[Figure contents as structured data]
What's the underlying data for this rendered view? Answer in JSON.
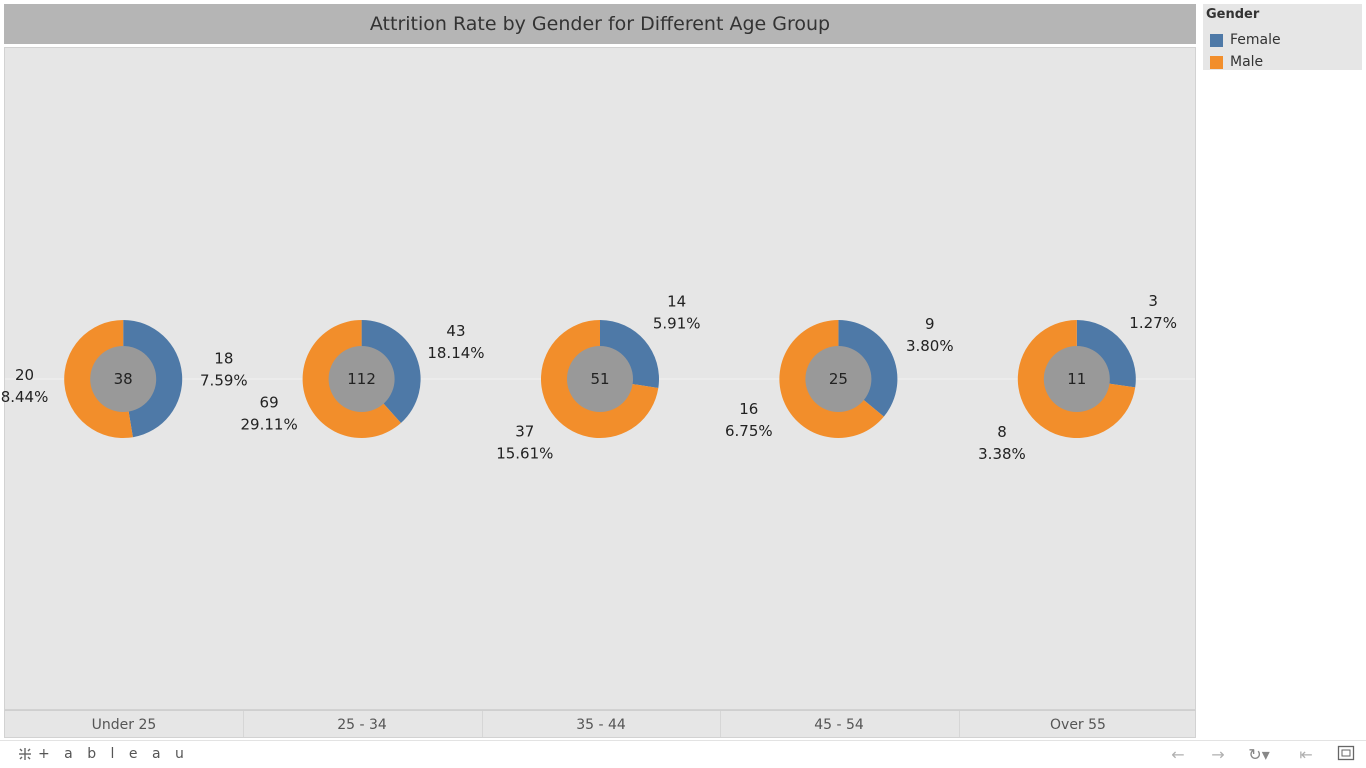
{
  "title": "Attrition Rate by Gender for Different Age Group",
  "legend": {
    "title": "Gender",
    "items": [
      {
        "label": "Female",
        "color": "#4e79a7"
      },
      {
        "label": "Male",
        "color": "#f28e2b"
      }
    ]
  },
  "chart_data": {
    "type": "pie",
    "title": "Attrition Rate by Gender for Different Age Group",
    "categories": [
      "Under 25",
      "25 - 34",
      "35 - 44",
      "45 - 54",
      "Over 55"
    ],
    "totals": [
      38,
      112,
      51,
      25,
      11
    ],
    "series": [
      {
        "name": "Female",
        "color": "#4e79a7",
        "values": [
          18,
          43,
          14,
          9,
          3
        ],
        "percent_labels": [
          "7.59%",
          "18.14%",
          "5.91%",
          "3.80%",
          "1.27%"
        ]
      },
      {
        "name": "Male",
        "color": "#f28e2b",
        "values": [
          20,
          69,
          37,
          16,
          8
        ],
        "percent_labels": [
          "8.44%",
          "29.11%",
          "15.61%",
          "6.75%",
          "3.38%"
        ]
      }
    ],
    "center_color": "#999999",
    "legend_position": "top-right"
  },
  "toolbar": {
    "logo_text": "+ a b l e a u",
    "back_icon": "back-arrow-icon",
    "forward_icon": "forward-arrow-icon",
    "revert_icon": "revert-icon",
    "reset_icon": "reset-icon",
    "fullscreen_icon": "fullscreen-icon"
  }
}
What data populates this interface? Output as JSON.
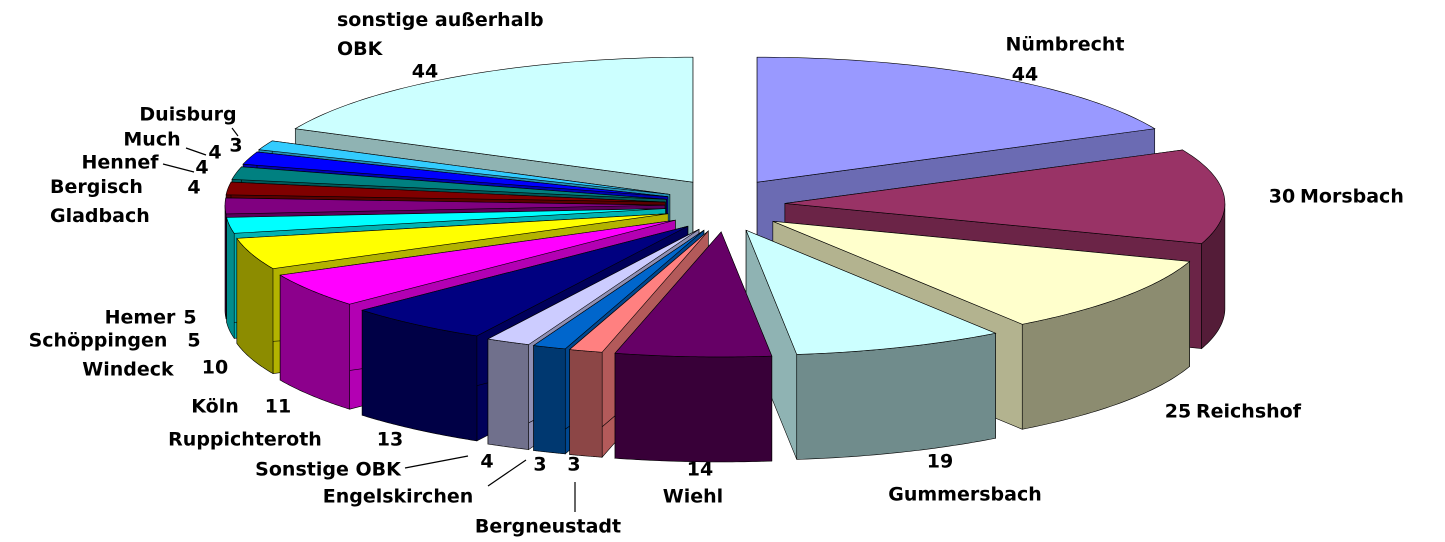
{
  "chart_data": {
    "type": "pie",
    "categories": [
      "Nümbrecht",
      "Morsbach",
      "Reichshof",
      "Gummersbach",
      "Wiehl",
      "Bergneustadt",
      "Engelskirchen",
      "Sonstige OBK",
      "Ruppichteroth",
      "Köln",
      "Windeck",
      "Schöppingen",
      "Hemer",
      "Bergisch Gladbach",
      "Hennef",
      "Much",
      "Duisburg",
      "sonstige außerhalb OBK"
    ],
    "values": [
      44,
      30,
      25,
      19,
      14,
      3,
      3,
      4,
      13,
      11,
      10,
      5,
      5,
      4,
      4,
      4,
      3,
      44
    ],
    "colors": [
      "#9999ff",
      "#993366",
      "#ffffcc",
      "#ccffff",
      "#660066",
      "#ff8080",
      "#0066cc",
      "#ccccff",
      "#000080",
      "#ff00ff",
      "#ffff00",
      "#00ffff",
      "#800080",
      "#800000",
      "#008080",
      "#0000ff",
      "#33ccff",
      "#ccffff"
    ]
  }
}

What the task requires
How many lines in the records above contain the word "JSON"? Reply with the number and nothing more.

Solution below
2